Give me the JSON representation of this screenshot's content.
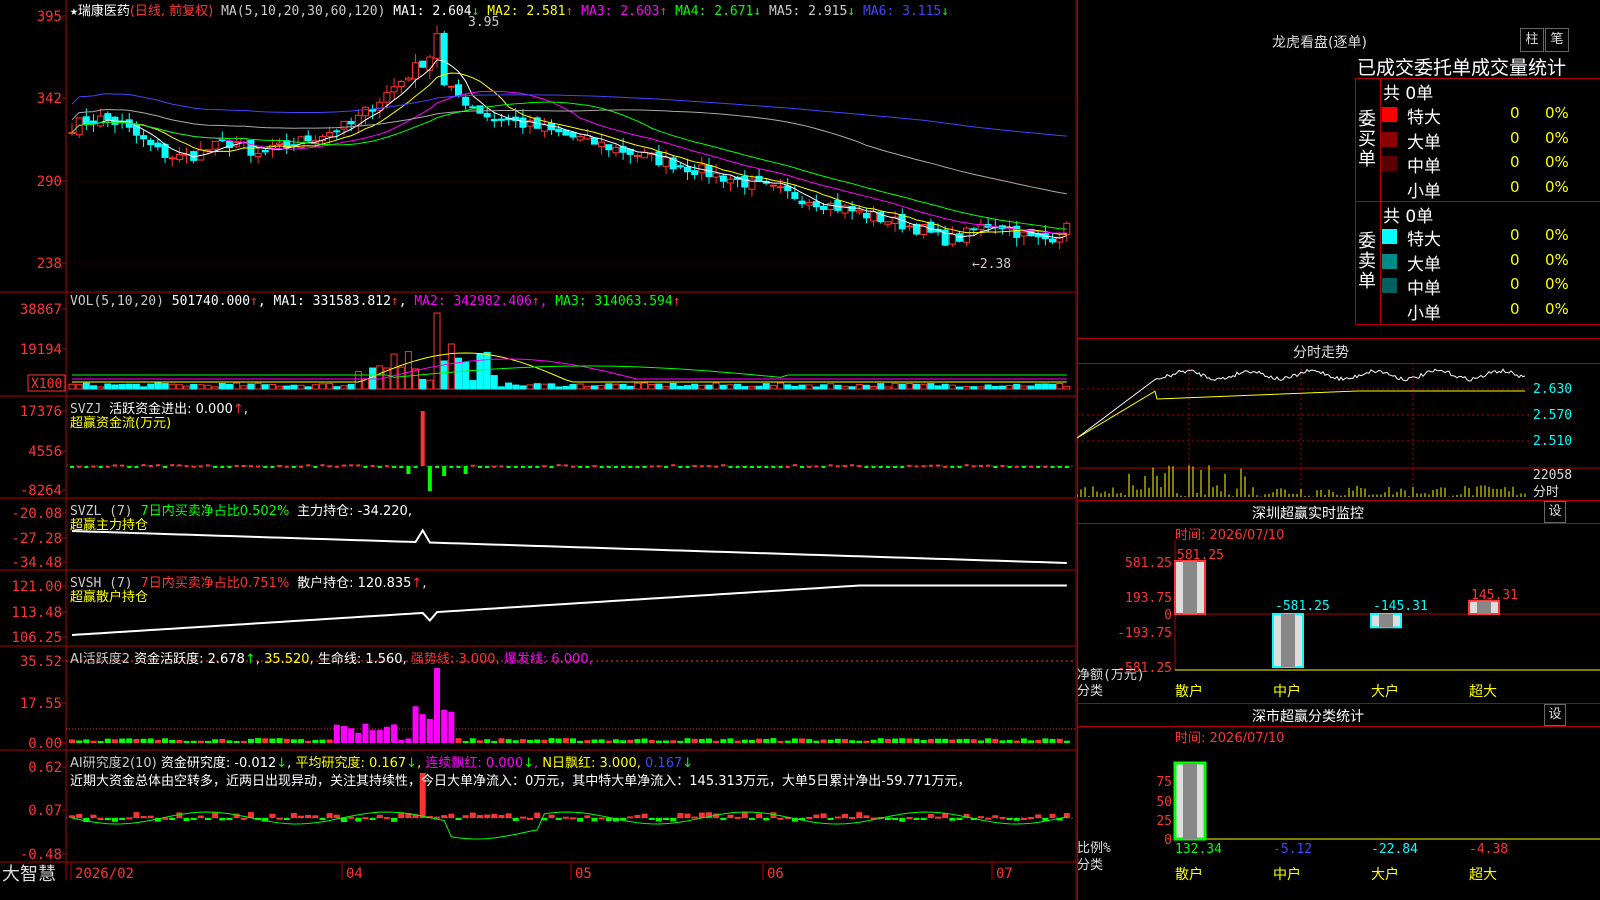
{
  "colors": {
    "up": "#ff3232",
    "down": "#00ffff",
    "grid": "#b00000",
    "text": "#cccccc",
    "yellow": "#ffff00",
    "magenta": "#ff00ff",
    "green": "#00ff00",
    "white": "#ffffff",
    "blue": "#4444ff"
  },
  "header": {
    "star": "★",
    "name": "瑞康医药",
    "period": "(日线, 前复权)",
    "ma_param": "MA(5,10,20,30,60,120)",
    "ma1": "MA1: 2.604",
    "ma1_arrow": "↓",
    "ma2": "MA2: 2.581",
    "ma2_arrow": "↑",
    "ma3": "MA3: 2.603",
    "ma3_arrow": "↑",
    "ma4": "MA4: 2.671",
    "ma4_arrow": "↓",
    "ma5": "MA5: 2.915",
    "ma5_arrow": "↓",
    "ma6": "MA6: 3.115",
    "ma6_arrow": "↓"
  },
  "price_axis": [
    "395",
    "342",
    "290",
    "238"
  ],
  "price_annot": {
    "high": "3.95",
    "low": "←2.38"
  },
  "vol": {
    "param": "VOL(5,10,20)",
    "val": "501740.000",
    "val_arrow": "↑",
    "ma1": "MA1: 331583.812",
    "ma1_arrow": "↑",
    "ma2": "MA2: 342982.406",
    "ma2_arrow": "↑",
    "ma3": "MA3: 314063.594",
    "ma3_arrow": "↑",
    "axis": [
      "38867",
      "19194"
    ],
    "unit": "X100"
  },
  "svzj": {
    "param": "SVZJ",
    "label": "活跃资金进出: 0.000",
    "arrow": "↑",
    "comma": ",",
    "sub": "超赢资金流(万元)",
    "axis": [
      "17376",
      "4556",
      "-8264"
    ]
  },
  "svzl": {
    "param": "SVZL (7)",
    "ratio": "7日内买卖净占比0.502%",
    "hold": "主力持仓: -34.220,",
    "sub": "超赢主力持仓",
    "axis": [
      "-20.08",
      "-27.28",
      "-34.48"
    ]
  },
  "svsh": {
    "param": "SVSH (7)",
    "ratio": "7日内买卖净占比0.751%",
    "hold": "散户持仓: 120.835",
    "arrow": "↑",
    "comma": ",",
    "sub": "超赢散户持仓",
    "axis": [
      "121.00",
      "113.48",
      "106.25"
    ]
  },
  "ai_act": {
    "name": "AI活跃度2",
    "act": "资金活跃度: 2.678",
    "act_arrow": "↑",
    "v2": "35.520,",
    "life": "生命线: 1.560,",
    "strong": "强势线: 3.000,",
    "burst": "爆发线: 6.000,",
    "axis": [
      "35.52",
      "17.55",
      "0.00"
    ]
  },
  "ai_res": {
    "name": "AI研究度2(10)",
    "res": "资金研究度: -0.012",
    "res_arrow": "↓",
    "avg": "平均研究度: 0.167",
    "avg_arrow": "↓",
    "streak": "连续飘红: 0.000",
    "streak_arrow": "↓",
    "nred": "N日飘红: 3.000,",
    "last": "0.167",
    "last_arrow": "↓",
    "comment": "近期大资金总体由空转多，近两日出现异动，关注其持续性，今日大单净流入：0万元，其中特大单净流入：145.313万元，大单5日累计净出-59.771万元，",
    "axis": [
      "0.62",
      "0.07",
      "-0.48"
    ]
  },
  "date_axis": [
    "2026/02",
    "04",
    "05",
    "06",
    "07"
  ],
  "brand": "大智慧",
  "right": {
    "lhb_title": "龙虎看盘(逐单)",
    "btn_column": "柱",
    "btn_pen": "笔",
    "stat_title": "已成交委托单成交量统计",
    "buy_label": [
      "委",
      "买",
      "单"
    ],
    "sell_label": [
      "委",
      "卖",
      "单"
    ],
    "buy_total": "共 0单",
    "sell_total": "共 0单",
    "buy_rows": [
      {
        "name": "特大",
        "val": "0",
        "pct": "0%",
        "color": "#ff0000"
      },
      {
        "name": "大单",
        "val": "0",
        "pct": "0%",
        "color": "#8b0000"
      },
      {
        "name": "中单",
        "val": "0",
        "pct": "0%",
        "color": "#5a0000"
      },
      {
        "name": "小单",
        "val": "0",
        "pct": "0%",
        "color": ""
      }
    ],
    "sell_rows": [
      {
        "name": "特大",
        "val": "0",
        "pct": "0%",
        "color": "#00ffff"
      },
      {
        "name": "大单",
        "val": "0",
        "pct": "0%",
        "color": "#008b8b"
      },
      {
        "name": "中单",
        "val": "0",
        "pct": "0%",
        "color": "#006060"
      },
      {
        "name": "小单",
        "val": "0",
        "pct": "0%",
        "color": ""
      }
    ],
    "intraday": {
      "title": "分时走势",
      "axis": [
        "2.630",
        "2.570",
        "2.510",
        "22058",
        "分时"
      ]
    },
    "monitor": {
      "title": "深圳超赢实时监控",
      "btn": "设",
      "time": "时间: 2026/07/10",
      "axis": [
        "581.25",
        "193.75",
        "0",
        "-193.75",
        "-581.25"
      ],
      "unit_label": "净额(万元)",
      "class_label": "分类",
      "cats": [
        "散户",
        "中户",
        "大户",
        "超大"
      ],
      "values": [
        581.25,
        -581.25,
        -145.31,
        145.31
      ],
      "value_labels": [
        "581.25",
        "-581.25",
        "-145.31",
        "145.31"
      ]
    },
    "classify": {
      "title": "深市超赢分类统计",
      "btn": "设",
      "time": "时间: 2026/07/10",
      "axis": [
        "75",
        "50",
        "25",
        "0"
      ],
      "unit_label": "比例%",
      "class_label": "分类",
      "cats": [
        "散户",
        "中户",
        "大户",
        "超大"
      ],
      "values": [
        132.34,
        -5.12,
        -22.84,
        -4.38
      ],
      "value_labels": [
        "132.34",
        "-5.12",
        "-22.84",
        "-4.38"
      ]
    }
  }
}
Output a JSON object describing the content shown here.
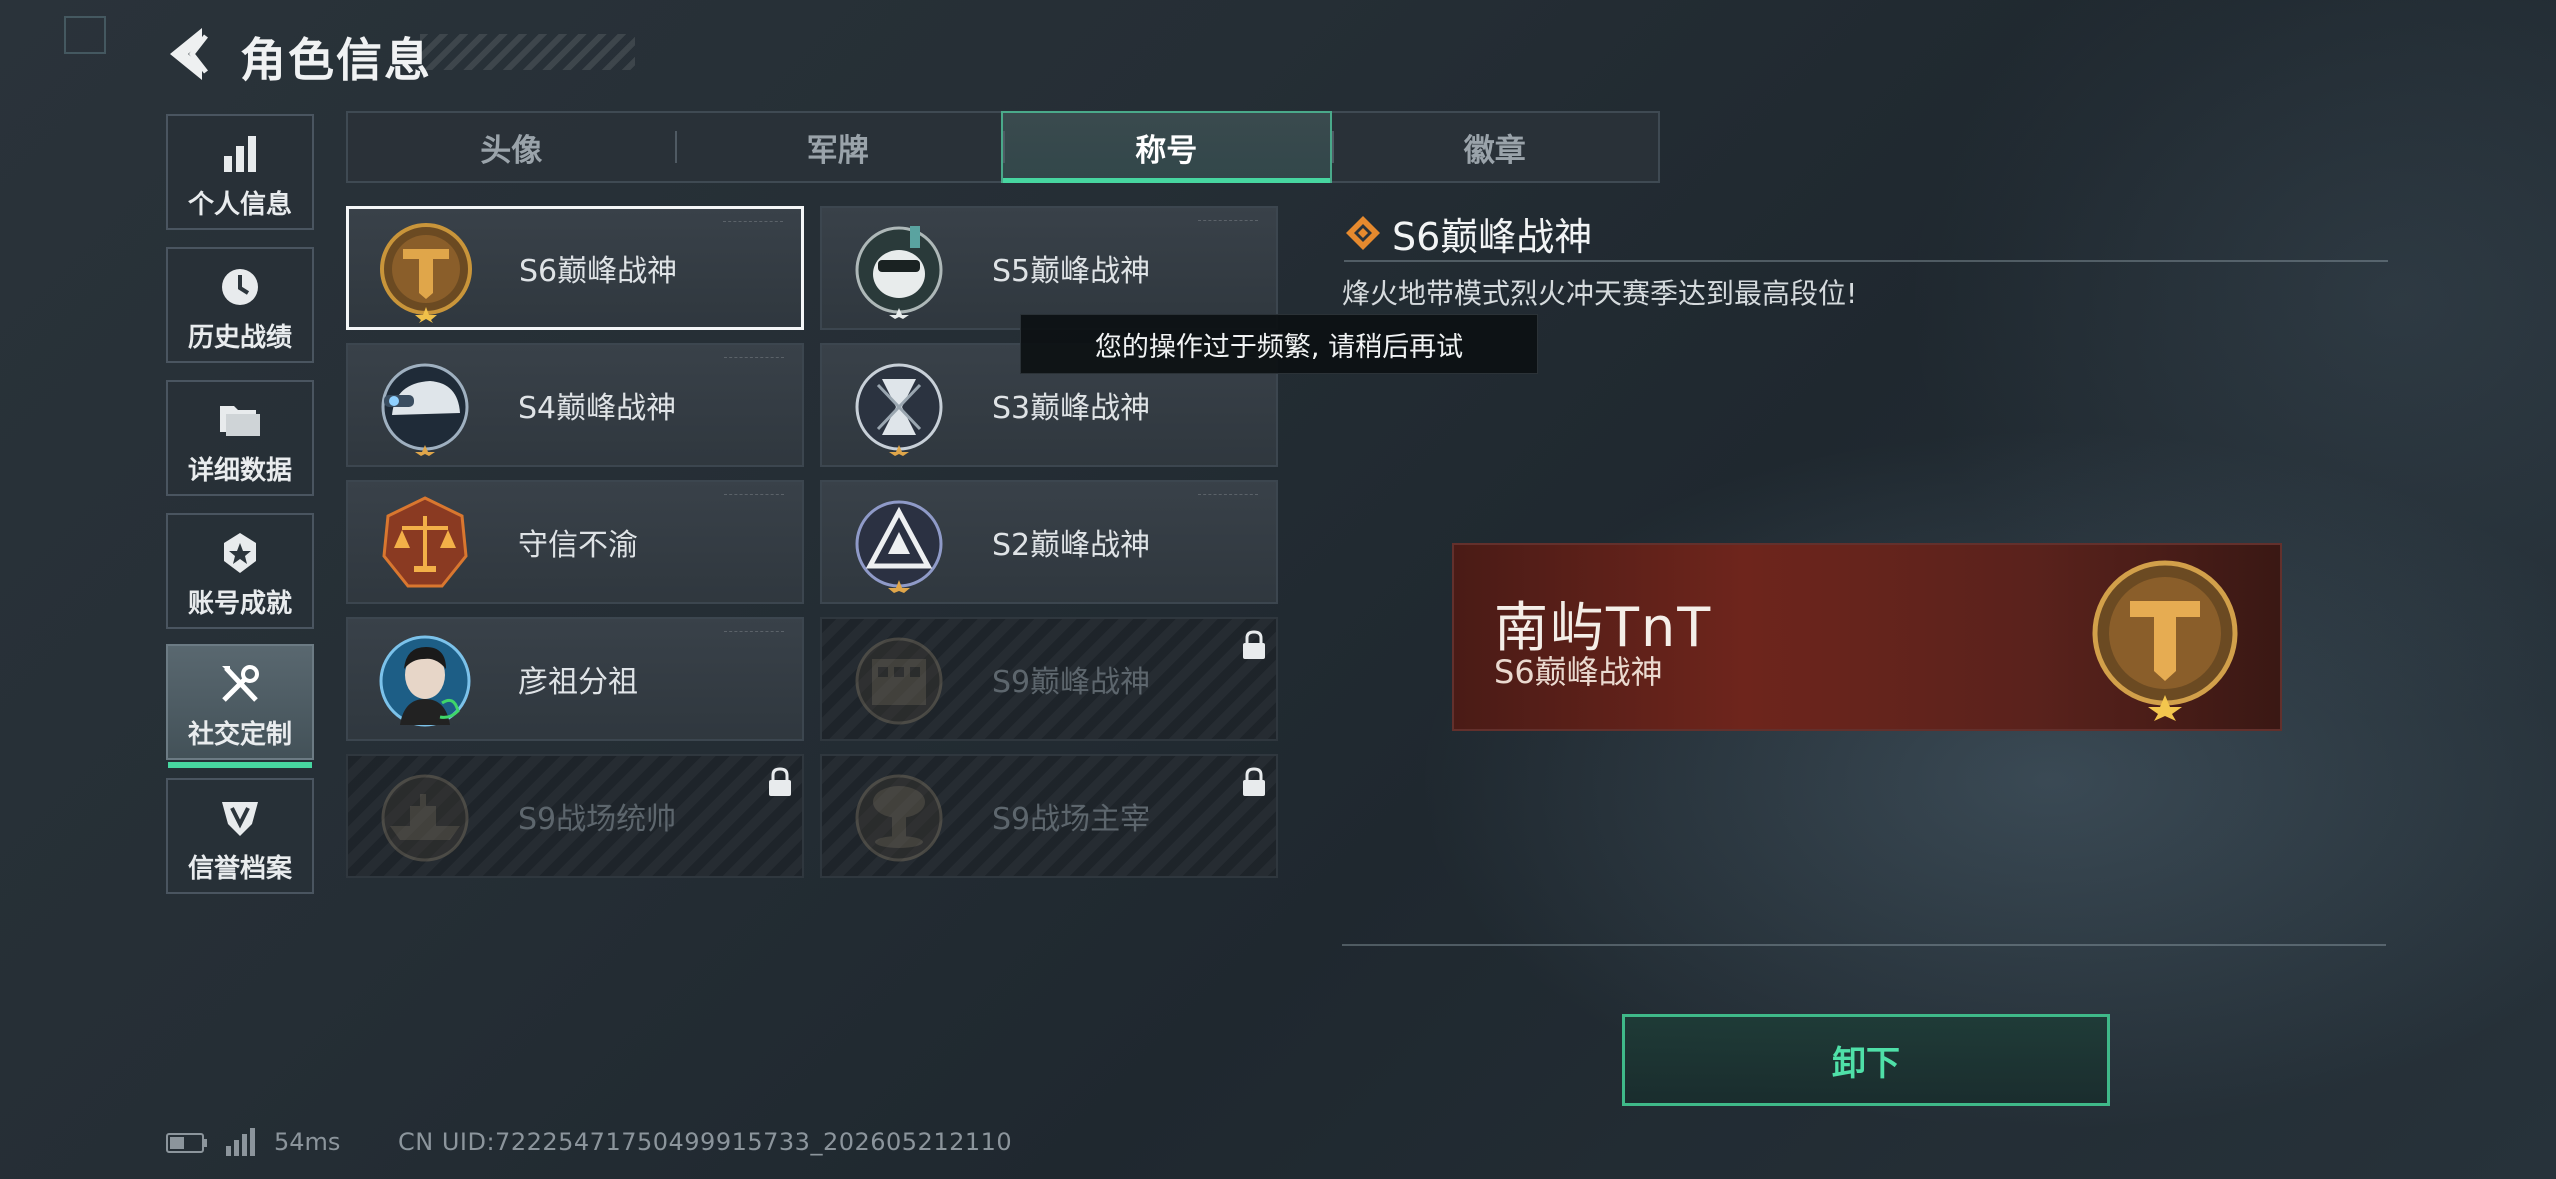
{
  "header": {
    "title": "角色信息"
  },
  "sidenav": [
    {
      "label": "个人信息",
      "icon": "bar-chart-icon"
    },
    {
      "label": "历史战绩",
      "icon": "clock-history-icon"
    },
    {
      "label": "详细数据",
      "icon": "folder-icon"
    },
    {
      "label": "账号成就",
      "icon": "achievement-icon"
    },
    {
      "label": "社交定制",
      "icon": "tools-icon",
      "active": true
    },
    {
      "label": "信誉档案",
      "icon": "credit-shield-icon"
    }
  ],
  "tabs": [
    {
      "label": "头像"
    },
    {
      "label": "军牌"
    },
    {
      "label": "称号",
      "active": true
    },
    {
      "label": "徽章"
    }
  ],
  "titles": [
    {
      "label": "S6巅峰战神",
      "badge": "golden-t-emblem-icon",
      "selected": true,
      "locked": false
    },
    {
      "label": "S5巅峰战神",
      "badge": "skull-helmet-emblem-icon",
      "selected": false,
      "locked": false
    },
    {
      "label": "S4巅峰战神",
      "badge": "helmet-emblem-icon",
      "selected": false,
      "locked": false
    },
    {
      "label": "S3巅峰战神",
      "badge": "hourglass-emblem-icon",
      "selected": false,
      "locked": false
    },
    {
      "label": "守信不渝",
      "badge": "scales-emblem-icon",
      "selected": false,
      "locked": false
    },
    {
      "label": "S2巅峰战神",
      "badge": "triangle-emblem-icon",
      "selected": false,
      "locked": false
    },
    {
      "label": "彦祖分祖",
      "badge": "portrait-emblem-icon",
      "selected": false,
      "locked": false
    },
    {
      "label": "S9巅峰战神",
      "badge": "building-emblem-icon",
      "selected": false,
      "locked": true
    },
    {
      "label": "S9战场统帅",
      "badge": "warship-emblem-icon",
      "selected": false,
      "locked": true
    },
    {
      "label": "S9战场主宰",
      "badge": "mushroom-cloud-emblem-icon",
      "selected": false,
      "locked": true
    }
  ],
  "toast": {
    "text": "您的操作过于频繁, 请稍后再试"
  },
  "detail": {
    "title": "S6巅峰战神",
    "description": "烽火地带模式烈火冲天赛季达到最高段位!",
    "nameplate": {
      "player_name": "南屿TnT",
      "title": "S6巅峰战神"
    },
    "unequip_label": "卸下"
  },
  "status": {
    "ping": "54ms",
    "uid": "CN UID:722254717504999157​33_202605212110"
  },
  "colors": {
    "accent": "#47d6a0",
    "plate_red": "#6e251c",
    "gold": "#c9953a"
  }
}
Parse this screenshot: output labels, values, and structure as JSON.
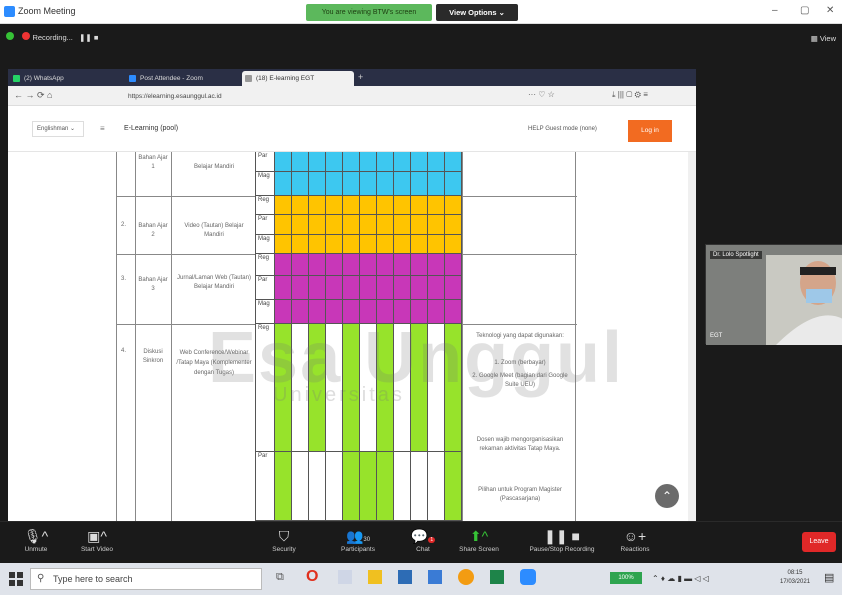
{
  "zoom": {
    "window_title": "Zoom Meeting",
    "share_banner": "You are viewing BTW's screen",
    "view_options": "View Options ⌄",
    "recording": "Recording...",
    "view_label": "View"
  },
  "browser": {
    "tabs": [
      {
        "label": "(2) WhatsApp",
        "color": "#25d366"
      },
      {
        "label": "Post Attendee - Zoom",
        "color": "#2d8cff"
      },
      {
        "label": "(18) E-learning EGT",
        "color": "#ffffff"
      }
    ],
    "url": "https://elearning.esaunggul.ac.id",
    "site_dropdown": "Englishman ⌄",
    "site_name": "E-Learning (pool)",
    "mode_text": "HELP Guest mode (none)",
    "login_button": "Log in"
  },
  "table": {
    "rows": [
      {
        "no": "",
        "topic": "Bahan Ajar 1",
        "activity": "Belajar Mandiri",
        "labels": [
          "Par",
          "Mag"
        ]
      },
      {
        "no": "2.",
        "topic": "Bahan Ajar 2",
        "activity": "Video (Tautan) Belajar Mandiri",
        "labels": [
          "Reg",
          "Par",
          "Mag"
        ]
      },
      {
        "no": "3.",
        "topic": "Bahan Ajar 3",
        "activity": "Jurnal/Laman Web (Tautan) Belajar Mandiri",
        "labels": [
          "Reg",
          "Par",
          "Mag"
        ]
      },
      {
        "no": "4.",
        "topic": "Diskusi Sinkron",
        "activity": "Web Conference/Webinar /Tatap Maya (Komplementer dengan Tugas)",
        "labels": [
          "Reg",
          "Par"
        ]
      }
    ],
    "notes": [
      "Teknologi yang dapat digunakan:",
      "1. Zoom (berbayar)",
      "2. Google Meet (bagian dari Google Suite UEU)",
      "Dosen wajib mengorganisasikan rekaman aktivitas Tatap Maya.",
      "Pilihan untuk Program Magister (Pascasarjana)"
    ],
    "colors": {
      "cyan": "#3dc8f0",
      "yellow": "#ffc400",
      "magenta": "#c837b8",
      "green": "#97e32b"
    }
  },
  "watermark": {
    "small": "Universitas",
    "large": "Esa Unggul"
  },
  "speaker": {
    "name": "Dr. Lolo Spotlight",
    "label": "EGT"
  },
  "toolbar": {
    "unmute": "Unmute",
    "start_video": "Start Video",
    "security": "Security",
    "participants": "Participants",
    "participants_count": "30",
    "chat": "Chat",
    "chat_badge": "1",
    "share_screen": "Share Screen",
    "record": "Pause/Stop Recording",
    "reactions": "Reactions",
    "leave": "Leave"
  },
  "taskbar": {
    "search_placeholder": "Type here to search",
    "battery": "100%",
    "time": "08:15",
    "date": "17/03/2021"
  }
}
+++++
- [WRITTEN PROBLEM]: Scan the listing above for the word "JSON" and show each line where it is found.

- [ANSWER IN FULL]:
Give me the JSON representation of this screenshot's content.
Output a JSON object describing the content shown here.
Parse this screenshot: output labels, values, and structure as JSON.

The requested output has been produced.